## DATA LINES
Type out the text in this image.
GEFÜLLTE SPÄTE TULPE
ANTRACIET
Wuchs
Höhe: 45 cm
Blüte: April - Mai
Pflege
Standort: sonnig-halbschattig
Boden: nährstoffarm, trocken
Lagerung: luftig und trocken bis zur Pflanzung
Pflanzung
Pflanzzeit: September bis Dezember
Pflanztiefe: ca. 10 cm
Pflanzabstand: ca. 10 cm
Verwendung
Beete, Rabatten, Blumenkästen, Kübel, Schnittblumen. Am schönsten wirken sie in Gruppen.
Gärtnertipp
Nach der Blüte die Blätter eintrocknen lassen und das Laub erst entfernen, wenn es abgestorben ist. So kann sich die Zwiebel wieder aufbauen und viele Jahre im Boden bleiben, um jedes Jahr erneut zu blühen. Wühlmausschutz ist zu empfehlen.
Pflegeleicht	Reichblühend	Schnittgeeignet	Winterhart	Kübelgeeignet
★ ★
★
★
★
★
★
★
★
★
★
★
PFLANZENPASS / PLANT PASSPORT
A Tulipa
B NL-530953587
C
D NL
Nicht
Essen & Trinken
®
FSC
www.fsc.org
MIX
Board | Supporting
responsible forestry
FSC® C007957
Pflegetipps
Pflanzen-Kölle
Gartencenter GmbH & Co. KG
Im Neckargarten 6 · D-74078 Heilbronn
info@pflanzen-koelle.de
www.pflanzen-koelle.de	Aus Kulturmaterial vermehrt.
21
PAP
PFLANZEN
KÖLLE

## WORK TO BE COMPLETED
Out of the records, collect only those lines that contain the string "Boden".

## OUTPUT FOR THIS TASK
Boden: nährstoffarm, trocken
Nach der Blüte die Blätter eintrocknen lassen und das Laub erst entfernen, wenn es abgestorben ist. So kann sich die Zwiebel wieder aufbauen und viele Jahre im Boden bleiben, um jedes Jahr erneut zu blühen. Wühlmausschutz ist zu empfehlen.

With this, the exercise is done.